WORK TO BE COMPLETED: Every line containing the word "name" needs to be found and copied.

DATA ROWS:

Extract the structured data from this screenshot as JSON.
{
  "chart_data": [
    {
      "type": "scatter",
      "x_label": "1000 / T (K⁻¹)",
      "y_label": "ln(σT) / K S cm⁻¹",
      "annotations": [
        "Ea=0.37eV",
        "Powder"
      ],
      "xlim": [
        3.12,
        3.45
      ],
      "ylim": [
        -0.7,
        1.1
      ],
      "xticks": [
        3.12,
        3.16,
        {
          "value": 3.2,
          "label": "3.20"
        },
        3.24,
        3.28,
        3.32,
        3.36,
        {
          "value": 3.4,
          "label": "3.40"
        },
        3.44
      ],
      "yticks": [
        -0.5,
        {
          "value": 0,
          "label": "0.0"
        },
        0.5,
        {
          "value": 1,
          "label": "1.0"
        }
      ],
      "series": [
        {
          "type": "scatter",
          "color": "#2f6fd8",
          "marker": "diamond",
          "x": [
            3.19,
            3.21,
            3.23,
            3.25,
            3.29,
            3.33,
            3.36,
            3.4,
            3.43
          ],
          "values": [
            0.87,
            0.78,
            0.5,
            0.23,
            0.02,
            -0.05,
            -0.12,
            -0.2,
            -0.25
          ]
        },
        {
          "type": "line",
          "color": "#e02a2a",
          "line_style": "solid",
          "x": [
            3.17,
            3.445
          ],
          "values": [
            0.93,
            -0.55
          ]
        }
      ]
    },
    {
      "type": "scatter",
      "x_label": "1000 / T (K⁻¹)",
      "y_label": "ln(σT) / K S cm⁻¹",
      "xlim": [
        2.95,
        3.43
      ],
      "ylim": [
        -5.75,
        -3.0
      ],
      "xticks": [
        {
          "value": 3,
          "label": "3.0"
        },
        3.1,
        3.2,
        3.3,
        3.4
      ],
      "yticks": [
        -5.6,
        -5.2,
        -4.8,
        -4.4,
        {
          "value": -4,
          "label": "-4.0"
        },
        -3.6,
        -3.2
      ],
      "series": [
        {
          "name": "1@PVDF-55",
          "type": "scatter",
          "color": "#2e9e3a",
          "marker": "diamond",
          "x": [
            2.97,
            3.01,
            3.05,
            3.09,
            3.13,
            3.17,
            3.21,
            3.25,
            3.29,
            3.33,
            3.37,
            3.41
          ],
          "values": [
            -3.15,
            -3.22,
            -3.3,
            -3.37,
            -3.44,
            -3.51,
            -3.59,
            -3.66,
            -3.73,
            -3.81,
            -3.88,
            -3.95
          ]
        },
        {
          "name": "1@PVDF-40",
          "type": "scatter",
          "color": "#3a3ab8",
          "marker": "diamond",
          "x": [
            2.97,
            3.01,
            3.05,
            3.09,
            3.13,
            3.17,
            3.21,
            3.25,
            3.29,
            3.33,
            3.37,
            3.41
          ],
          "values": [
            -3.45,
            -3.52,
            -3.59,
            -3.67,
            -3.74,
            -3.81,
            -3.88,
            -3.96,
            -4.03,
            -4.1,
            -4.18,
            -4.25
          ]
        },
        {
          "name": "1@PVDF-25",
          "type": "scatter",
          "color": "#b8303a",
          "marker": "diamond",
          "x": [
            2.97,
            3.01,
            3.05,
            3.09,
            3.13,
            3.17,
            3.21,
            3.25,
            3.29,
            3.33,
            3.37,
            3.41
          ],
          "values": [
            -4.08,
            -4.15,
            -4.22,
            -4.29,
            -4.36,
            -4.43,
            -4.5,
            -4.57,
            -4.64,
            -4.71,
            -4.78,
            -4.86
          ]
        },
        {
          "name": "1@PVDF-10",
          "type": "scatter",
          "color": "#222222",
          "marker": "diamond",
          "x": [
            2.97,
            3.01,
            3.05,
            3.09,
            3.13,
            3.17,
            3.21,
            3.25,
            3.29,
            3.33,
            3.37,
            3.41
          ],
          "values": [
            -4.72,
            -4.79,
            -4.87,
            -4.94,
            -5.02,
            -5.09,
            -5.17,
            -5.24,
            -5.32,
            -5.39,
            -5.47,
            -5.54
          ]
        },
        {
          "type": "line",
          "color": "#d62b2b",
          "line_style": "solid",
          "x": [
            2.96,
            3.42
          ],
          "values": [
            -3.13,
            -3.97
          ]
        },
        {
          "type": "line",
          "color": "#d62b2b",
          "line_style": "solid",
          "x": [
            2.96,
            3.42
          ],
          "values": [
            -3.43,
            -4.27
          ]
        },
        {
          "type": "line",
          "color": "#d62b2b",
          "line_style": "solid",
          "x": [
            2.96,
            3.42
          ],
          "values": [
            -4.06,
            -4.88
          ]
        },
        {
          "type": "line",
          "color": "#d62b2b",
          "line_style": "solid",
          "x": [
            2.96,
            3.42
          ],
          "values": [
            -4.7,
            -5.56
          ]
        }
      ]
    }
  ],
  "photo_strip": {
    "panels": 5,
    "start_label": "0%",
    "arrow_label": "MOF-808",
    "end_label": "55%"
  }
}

ANSWER TO THIS EXERCISE:
          "name": "1@PVDF-55",
          "name": "1@PVDF-40",
          "name": "1@PVDF-25",
          "name": "1@PVDF-10",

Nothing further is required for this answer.